▶ **DATA SUPPLIED**:
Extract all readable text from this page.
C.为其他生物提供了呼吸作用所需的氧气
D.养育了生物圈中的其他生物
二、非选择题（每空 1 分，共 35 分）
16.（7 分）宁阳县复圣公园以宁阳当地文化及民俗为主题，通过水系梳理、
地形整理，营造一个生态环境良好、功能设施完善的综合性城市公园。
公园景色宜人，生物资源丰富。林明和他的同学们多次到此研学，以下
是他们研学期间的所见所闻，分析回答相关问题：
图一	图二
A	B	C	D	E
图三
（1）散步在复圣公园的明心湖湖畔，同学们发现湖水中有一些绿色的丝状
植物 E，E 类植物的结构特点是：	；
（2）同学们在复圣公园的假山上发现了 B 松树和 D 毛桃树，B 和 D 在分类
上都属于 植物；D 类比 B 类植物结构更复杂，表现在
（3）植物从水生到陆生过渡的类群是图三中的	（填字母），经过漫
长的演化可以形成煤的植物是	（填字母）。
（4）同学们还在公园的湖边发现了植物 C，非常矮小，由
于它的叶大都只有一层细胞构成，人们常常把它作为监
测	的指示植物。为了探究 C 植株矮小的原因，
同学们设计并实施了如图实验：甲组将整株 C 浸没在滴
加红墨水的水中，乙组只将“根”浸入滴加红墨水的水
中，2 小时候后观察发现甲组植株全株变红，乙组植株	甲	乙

▶ **WHAT IS BEING ASKED**:
Write the whole listing out again. Keep every line exactly as it is.

▶ **RESULT FOR THIS TASK**:
Extract all readable text from this page.
C.为其他生物提供了呼吸作用所需的氧气
D.养育了生物圈中的其他生物
二、非选择题（每空 1 分，共 35 分）
16.（7 分）宁阳县复圣公园以宁阳当地文化及民俗为主题，通过水系梳理、
地形整理，营造一个生态环境良好、功能设施完善的综合性城市公园。
公园景色宜人，生物资源丰富。林明和他的同学们多次到此研学，以下
是他们研学期间的所见所闻，分析回答相关问题：
图一	图二
A	B	C	D	E
图三
（1）散步在复圣公园的明心湖湖畔，同学们发现湖水中有一些绿色的丝状
植物 E，E 类植物的结构特点是：	；
（2）同学们在复圣公园的假山上发现了 B 松树和 D 毛桃树，B 和 D 在分类
上都属于 植物；D 类比 B 类植物结构更复杂，表现在
（3）植物从水生到陆生过渡的类群是图三中的	（填字母），经过漫
长的演化可以形成煤的植物是	（填字母）。
（4）同学们还在公园的湖边发现了植物 C，非常矮小，由
于它的叶大都只有一层细胞构成，人们常常把它作为监
测	的指示植物。为了探究 C 植株矮小的原因，
同学们设计并实施了如图实验：甲组将整株 C 浸没在滴
加红墨水的水中，乙组只将“根”浸入滴加红墨水的水
中，2 小时候后观察发现甲组植株全株变红，乙组植株	甲	乙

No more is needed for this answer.